> _Problem description_:
Check every line of the entries below for the word "subtitle", and copy the ones that have it.

> _Records for this task_:
══════

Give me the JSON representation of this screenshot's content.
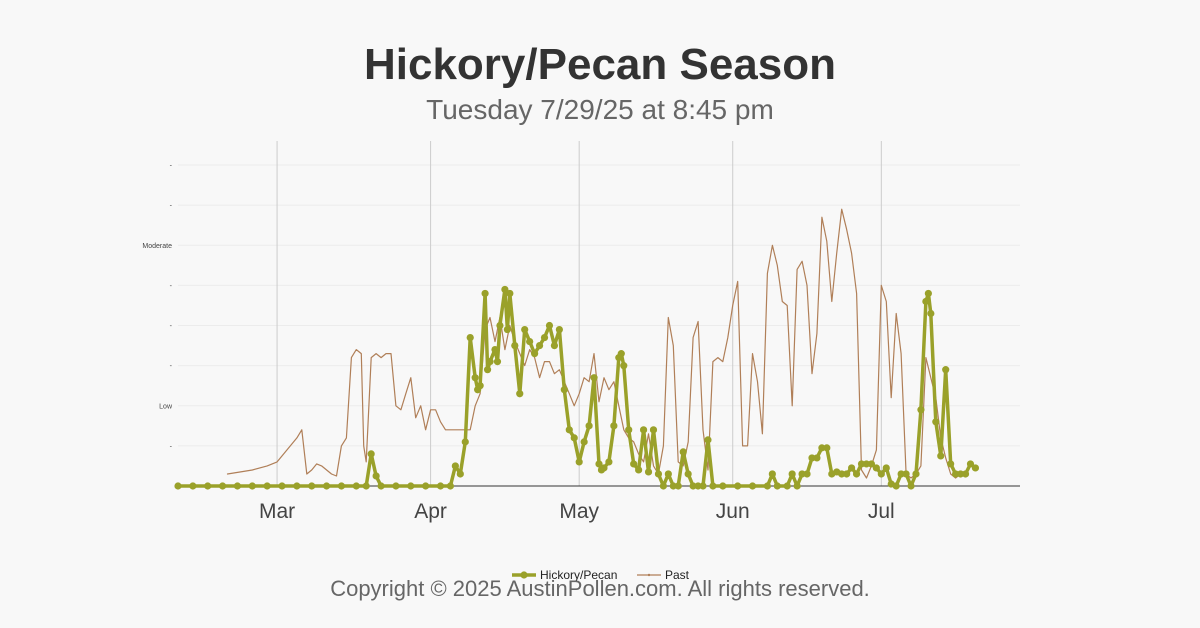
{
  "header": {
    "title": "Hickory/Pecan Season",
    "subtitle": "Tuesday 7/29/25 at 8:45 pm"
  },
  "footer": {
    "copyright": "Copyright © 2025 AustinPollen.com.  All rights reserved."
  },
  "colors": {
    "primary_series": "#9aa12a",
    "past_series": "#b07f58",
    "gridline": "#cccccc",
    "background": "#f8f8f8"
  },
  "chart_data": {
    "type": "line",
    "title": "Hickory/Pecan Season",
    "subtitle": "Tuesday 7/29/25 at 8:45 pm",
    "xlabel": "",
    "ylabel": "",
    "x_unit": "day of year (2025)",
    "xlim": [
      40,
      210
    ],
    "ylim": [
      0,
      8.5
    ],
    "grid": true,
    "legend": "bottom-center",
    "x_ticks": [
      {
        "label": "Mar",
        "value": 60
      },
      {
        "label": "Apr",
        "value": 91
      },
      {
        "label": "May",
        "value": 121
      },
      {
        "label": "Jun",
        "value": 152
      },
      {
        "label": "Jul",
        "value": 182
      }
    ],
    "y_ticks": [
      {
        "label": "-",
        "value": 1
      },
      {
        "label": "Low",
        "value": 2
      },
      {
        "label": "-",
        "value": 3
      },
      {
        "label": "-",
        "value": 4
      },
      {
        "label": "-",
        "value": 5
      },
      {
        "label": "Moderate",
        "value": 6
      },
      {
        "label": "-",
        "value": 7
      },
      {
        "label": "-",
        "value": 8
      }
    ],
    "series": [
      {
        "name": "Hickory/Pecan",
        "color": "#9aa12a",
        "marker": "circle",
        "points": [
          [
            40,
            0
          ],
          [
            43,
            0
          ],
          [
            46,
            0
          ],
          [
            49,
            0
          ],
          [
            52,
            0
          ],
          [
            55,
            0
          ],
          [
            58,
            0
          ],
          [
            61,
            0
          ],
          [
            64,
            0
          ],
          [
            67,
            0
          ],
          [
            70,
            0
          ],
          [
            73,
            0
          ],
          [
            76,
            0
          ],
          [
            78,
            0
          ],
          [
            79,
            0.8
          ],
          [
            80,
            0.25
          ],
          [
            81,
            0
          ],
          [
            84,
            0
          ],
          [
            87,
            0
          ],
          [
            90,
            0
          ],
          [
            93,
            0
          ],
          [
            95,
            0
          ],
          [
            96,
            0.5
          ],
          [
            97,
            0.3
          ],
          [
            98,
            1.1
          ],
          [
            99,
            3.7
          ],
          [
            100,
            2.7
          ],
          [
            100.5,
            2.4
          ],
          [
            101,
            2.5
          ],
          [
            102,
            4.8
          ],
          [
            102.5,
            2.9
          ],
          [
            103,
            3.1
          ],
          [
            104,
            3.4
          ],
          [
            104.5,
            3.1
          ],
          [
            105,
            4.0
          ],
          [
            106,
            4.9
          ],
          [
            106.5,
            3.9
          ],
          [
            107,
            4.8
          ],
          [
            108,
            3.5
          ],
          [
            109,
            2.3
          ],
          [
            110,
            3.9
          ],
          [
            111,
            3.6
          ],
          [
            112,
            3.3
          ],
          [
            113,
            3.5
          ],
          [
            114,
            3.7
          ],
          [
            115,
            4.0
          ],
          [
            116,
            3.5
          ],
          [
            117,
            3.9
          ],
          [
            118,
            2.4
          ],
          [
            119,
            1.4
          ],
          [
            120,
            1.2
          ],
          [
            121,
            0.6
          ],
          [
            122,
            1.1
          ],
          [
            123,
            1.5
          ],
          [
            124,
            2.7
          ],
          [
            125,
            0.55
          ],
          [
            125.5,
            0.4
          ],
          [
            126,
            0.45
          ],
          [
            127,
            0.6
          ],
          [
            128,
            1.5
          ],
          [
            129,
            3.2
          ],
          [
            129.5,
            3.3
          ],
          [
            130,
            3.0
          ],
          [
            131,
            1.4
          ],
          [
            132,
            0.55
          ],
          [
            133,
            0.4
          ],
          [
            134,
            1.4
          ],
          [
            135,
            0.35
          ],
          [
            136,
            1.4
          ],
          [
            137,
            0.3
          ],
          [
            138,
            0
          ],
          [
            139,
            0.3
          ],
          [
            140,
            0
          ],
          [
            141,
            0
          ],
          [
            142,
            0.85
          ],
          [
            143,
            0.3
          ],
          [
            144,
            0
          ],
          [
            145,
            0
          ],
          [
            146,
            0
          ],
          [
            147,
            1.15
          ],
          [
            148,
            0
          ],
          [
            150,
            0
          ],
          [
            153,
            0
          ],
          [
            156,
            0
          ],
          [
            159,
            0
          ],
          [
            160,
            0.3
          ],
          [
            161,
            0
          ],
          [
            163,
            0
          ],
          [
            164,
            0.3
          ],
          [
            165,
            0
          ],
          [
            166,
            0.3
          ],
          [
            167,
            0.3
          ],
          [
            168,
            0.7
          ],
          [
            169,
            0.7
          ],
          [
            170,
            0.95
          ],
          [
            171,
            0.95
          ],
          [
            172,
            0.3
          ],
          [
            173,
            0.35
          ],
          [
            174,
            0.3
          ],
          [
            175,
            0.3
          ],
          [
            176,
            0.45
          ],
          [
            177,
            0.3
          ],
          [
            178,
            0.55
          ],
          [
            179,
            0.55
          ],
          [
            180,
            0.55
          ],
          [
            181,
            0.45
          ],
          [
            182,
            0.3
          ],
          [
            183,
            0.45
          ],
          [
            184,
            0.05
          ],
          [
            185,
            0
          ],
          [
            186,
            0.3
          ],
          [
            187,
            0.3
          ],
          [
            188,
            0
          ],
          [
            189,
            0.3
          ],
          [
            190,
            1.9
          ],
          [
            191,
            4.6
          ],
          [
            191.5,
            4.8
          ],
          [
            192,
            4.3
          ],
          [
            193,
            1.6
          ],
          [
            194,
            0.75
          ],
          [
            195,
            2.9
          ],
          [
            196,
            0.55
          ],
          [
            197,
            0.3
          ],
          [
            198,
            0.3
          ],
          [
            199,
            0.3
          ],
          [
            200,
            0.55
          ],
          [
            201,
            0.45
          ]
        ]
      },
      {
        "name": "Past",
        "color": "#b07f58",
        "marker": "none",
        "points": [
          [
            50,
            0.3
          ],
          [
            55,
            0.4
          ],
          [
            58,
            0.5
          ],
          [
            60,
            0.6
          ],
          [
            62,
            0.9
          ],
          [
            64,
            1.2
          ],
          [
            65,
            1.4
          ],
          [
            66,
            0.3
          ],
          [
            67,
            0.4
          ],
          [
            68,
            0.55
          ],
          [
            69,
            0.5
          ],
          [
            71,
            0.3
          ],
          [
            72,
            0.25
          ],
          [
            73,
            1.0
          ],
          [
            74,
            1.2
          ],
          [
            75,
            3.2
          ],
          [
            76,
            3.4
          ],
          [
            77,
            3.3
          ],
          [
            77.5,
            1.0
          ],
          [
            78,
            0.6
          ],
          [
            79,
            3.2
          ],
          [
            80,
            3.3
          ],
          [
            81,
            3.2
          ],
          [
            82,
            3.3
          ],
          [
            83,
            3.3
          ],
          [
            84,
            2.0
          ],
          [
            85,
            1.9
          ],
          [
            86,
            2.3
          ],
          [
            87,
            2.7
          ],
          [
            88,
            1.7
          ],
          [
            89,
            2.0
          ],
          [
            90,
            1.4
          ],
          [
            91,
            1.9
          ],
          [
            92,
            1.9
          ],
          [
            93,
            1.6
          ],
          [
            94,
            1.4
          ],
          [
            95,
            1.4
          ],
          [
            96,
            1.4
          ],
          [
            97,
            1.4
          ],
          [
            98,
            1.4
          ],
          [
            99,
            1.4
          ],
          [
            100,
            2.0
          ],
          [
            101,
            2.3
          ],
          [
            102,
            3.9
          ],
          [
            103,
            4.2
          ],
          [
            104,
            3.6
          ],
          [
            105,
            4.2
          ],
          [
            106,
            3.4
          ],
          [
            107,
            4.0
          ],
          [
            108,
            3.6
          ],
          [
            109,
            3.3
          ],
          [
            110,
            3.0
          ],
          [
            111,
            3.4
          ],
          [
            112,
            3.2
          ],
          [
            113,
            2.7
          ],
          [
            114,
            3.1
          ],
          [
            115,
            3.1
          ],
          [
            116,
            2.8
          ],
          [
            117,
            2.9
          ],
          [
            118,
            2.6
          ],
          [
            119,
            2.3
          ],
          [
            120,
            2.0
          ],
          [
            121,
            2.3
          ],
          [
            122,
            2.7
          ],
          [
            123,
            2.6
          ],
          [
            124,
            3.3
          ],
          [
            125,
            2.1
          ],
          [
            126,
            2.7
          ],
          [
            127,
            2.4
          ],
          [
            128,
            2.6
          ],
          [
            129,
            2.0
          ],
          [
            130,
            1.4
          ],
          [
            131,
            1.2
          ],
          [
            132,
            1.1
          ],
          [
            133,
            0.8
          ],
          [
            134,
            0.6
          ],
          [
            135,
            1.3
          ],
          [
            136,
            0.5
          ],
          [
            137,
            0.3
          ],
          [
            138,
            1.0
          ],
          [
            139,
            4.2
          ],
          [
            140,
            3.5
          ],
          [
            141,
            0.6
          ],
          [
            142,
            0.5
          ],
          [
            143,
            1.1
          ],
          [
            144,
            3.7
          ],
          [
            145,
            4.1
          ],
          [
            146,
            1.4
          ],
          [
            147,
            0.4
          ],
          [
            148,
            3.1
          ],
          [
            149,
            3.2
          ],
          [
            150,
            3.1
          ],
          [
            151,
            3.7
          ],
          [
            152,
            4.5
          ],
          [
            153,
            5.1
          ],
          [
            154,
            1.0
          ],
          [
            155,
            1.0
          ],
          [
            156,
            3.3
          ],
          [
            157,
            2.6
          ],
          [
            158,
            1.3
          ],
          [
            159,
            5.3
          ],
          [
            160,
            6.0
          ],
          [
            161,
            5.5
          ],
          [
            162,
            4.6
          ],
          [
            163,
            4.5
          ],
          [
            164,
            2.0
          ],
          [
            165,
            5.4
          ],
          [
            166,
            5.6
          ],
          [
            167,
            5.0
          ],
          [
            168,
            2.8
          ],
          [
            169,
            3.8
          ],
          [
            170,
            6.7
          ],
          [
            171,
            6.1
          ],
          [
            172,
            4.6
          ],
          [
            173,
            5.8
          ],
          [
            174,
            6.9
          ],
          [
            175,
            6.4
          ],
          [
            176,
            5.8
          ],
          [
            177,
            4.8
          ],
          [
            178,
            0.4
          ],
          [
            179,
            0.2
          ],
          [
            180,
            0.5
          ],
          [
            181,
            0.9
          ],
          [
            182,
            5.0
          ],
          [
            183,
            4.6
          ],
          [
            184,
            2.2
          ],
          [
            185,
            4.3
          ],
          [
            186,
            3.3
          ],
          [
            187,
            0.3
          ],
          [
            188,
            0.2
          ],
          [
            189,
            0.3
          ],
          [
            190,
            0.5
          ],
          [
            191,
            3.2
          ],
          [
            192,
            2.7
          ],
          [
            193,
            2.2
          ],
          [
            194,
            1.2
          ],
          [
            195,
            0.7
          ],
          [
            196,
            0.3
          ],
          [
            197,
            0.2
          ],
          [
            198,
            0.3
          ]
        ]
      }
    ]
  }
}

══════

> _Result_:
    "subtitle": "Tuesday 7/29/25 at 8:45 pm"
    "subtitle": "Tuesday 7/29/25 at 8:45 pm",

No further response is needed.